*Short problem*. Omit the pictures from the entries below and retype everything else exactly.

*Material for this task*.
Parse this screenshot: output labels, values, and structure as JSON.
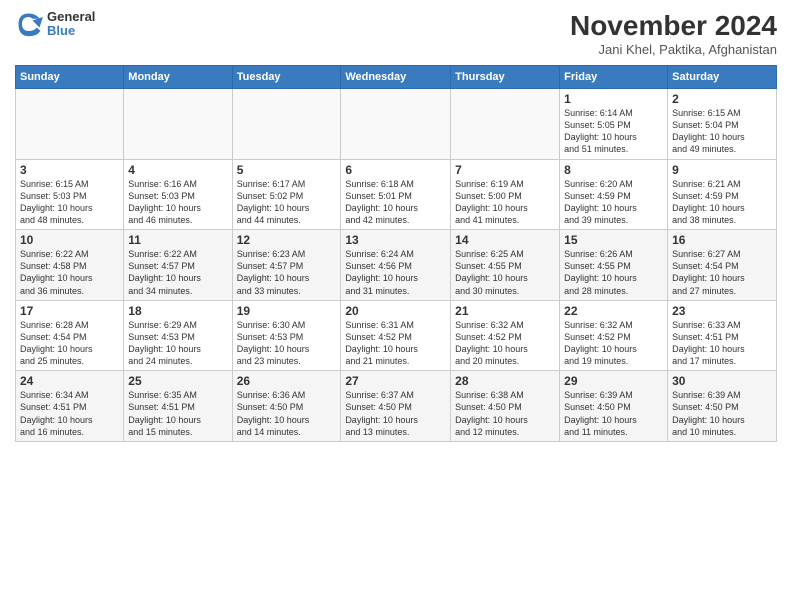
{
  "logo": {
    "general": "General",
    "blue": "Blue"
  },
  "title": "November 2024",
  "location": "Jani Khel, Paktika, Afghanistan",
  "days_of_week": [
    "Sunday",
    "Monday",
    "Tuesday",
    "Wednesday",
    "Thursday",
    "Friday",
    "Saturday"
  ],
  "weeks": [
    [
      {
        "day": "",
        "info": ""
      },
      {
        "day": "",
        "info": ""
      },
      {
        "day": "",
        "info": ""
      },
      {
        "day": "",
        "info": ""
      },
      {
        "day": "",
        "info": ""
      },
      {
        "day": "1",
        "info": "Sunrise: 6:14 AM\nSunset: 5:05 PM\nDaylight: 10 hours\nand 51 minutes."
      },
      {
        "day": "2",
        "info": "Sunrise: 6:15 AM\nSunset: 5:04 PM\nDaylight: 10 hours\nand 49 minutes."
      }
    ],
    [
      {
        "day": "3",
        "info": "Sunrise: 6:15 AM\nSunset: 5:03 PM\nDaylight: 10 hours\nand 48 minutes."
      },
      {
        "day": "4",
        "info": "Sunrise: 6:16 AM\nSunset: 5:03 PM\nDaylight: 10 hours\nand 46 minutes."
      },
      {
        "day": "5",
        "info": "Sunrise: 6:17 AM\nSunset: 5:02 PM\nDaylight: 10 hours\nand 44 minutes."
      },
      {
        "day": "6",
        "info": "Sunrise: 6:18 AM\nSunset: 5:01 PM\nDaylight: 10 hours\nand 42 minutes."
      },
      {
        "day": "7",
        "info": "Sunrise: 6:19 AM\nSunset: 5:00 PM\nDaylight: 10 hours\nand 41 minutes."
      },
      {
        "day": "8",
        "info": "Sunrise: 6:20 AM\nSunset: 4:59 PM\nDaylight: 10 hours\nand 39 minutes."
      },
      {
        "day": "9",
        "info": "Sunrise: 6:21 AM\nSunset: 4:59 PM\nDaylight: 10 hours\nand 38 minutes."
      }
    ],
    [
      {
        "day": "10",
        "info": "Sunrise: 6:22 AM\nSunset: 4:58 PM\nDaylight: 10 hours\nand 36 minutes."
      },
      {
        "day": "11",
        "info": "Sunrise: 6:22 AM\nSunset: 4:57 PM\nDaylight: 10 hours\nand 34 minutes."
      },
      {
        "day": "12",
        "info": "Sunrise: 6:23 AM\nSunset: 4:57 PM\nDaylight: 10 hours\nand 33 minutes."
      },
      {
        "day": "13",
        "info": "Sunrise: 6:24 AM\nSunset: 4:56 PM\nDaylight: 10 hours\nand 31 minutes."
      },
      {
        "day": "14",
        "info": "Sunrise: 6:25 AM\nSunset: 4:55 PM\nDaylight: 10 hours\nand 30 minutes."
      },
      {
        "day": "15",
        "info": "Sunrise: 6:26 AM\nSunset: 4:55 PM\nDaylight: 10 hours\nand 28 minutes."
      },
      {
        "day": "16",
        "info": "Sunrise: 6:27 AM\nSunset: 4:54 PM\nDaylight: 10 hours\nand 27 minutes."
      }
    ],
    [
      {
        "day": "17",
        "info": "Sunrise: 6:28 AM\nSunset: 4:54 PM\nDaylight: 10 hours\nand 25 minutes."
      },
      {
        "day": "18",
        "info": "Sunrise: 6:29 AM\nSunset: 4:53 PM\nDaylight: 10 hours\nand 24 minutes."
      },
      {
        "day": "19",
        "info": "Sunrise: 6:30 AM\nSunset: 4:53 PM\nDaylight: 10 hours\nand 23 minutes."
      },
      {
        "day": "20",
        "info": "Sunrise: 6:31 AM\nSunset: 4:52 PM\nDaylight: 10 hours\nand 21 minutes."
      },
      {
        "day": "21",
        "info": "Sunrise: 6:32 AM\nSunset: 4:52 PM\nDaylight: 10 hours\nand 20 minutes."
      },
      {
        "day": "22",
        "info": "Sunrise: 6:32 AM\nSunset: 4:52 PM\nDaylight: 10 hours\nand 19 minutes."
      },
      {
        "day": "23",
        "info": "Sunrise: 6:33 AM\nSunset: 4:51 PM\nDaylight: 10 hours\nand 17 minutes."
      }
    ],
    [
      {
        "day": "24",
        "info": "Sunrise: 6:34 AM\nSunset: 4:51 PM\nDaylight: 10 hours\nand 16 minutes."
      },
      {
        "day": "25",
        "info": "Sunrise: 6:35 AM\nSunset: 4:51 PM\nDaylight: 10 hours\nand 15 minutes."
      },
      {
        "day": "26",
        "info": "Sunrise: 6:36 AM\nSunset: 4:50 PM\nDaylight: 10 hours\nand 14 minutes."
      },
      {
        "day": "27",
        "info": "Sunrise: 6:37 AM\nSunset: 4:50 PM\nDaylight: 10 hours\nand 13 minutes."
      },
      {
        "day": "28",
        "info": "Sunrise: 6:38 AM\nSunset: 4:50 PM\nDaylight: 10 hours\nand 12 minutes."
      },
      {
        "day": "29",
        "info": "Sunrise: 6:39 AM\nSunset: 4:50 PM\nDaylight: 10 hours\nand 11 minutes."
      },
      {
        "day": "30",
        "info": "Sunrise: 6:39 AM\nSunset: 4:50 PM\nDaylight: 10 hours\nand 10 minutes."
      }
    ]
  ]
}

*Finished answer*.
Parse this screenshot: output labels, values, and structure as JSON.
{
  "logo": {
    "general": "General",
    "blue": "Blue"
  },
  "title": "November 2024",
  "location": "Jani Khel, Paktika, Afghanistan",
  "days_of_week": [
    "Sunday",
    "Monday",
    "Tuesday",
    "Wednesday",
    "Thursday",
    "Friday",
    "Saturday"
  ],
  "weeks": [
    [
      {
        "day": "",
        "info": ""
      },
      {
        "day": "",
        "info": ""
      },
      {
        "day": "",
        "info": ""
      },
      {
        "day": "",
        "info": ""
      },
      {
        "day": "",
        "info": ""
      },
      {
        "day": "1",
        "info": "Sunrise: 6:14 AM\nSunset: 5:05 PM\nDaylight: 10 hours\nand 51 minutes."
      },
      {
        "day": "2",
        "info": "Sunrise: 6:15 AM\nSunset: 5:04 PM\nDaylight: 10 hours\nand 49 minutes."
      }
    ],
    [
      {
        "day": "3",
        "info": "Sunrise: 6:15 AM\nSunset: 5:03 PM\nDaylight: 10 hours\nand 48 minutes."
      },
      {
        "day": "4",
        "info": "Sunrise: 6:16 AM\nSunset: 5:03 PM\nDaylight: 10 hours\nand 46 minutes."
      },
      {
        "day": "5",
        "info": "Sunrise: 6:17 AM\nSunset: 5:02 PM\nDaylight: 10 hours\nand 44 minutes."
      },
      {
        "day": "6",
        "info": "Sunrise: 6:18 AM\nSunset: 5:01 PM\nDaylight: 10 hours\nand 42 minutes."
      },
      {
        "day": "7",
        "info": "Sunrise: 6:19 AM\nSunset: 5:00 PM\nDaylight: 10 hours\nand 41 minutes."
      },
      {
        "day": "8",
        "info": "Sunrise: 6:20 AM\nSunset: 4:59 PM\nDaylight: 10 hours\nand 39 minutes."
      },
      {
        "day": "9",
        "info": "Sunrise: 6:21 AM\nSunset: 4:59 PM\nDaylight: 10 hours\nand 38 minutes."
      }
    ],
    [
      {
        "day": "10",
        "info": "Sunrise: 6:22 AM\nSunset: 4:58 PM\nDaylight: 10 hours\nand 36 minutes."
      },
      {
        "day": "11",
        "info": "Sunrise: 6:22 AM\nSunset: 4:57 PM\nDaylight: 10 hours\nand 34 minutes."
      },
      {
        "day": "12",
        "info": "Sunrise: 6:23 AM\nSunset: 4:57 PM\nDaylight: 10 hours\nand 33 minutes."
      },
      {
        "day": "13",
        "info": "Sunrise: 6:24 AM\nSunset: 4:56 PM\nDaylight: 10 hours\nand 31 minutes."
      },
      {
        "day": "14",
        "info": "Sunrise: 6:25 AM\nSunset: 4:55 PM\nDaylight: 10 hours\nand 30 minutes."
      },
      {
        "day": "15",
        "info": "Sunrise: 6:26 AM\nSunset: 4:55 PM\nDaylight: 10 hours\nand 28 minutes."
      },
      {
        "day": "16",
        "info": "Sunrise: 6:27 AM\nSunset: 4:54 PM\nDaylight: 10 hours\nand 27 minutes."
      }
    ],
    [
      {
        "day": "17",
        "info": "Sunrise: 6:28 AM\nSunset: 4:54 PM\nDaylight: 10 hours\nand 25 minutes."
      },
      {
        "day": "18",
        "info": "Sunrise: 6:29 AM\nSunset: 4:53 PM\nDaylight: 10 hours\nand 24 minutes."
      },
      {
        "day": "19",
        "info": "Sunrise: 6:30 AM\nSunset: 4:53 PM\nDaylight: 10 hours\nand 23 minutes."
      },
      {
        "day": "20",
        "info": "Sunrise: 6:31 AM\nSunset: 4:52 PM\nDaylight: 10 hours\nand 21 minutes."
      },
      {
        "day": "21",
        "info": "Sunrise: 6:32 AM\nSunset: 4:52 PM\nDaylight: 10 hours\nand 20 minutes."
      },
      {
        "day": "22",
        "info": "Sunrise: 6:32 AM\nSunset: 4:52 PM\nDaylight: 10 hours\nand 19 minutes."
      },
      {
        "day": "23",
        "info": "Sunrise: 6:33 AM\nSunset: 4:51 PM\nDaylight: 10 hours\nand 17 minutes."
      }
    ],
    [
      {
        "day": "24",
        "info": "Sunrise: 6:34 AM\nSunset: 4:51 PM\nDaylight: 10 hours\nand 16 minutes."
      },
      {
        "day": "25",
        "info": "Sunrise: 6:35 AM\nSunset: 4:51 PM\nDaylight: 10 hours\nand 15 minutes."
      },
      {
        "day": "26",
        "info": "Sunrise: 6:36 AM\nSunset: 4:50 PM\nDaylight: 10 hours\nand 14 minutes."
      },
      {
        "day": "27",
        "info": "Sunrise: 6:37 AM\nSunset: 4:50 PM\nDaylight: 10 hours\nand 13 minutes."
      },
      {
        "day": "28",
        "info": "Sunrise: 6:38 AM\nSunset: 4:50 PM\nDaylight: 10 hours\nand 12 minutes."
      },
      {
        "day": "29",
        "info": "Sunrise: 6:39 AM\nSunset: 4:50 PM\nDaylight: 10 hours\nand 11 minutes."
      },
      {
        "day": "30",
        "info": "Sunrise: 6:39 AM\nSunset: 4:50 PM\nDaylight: 10 hours\nand 10 minutes."
      }
    ]
  ]
}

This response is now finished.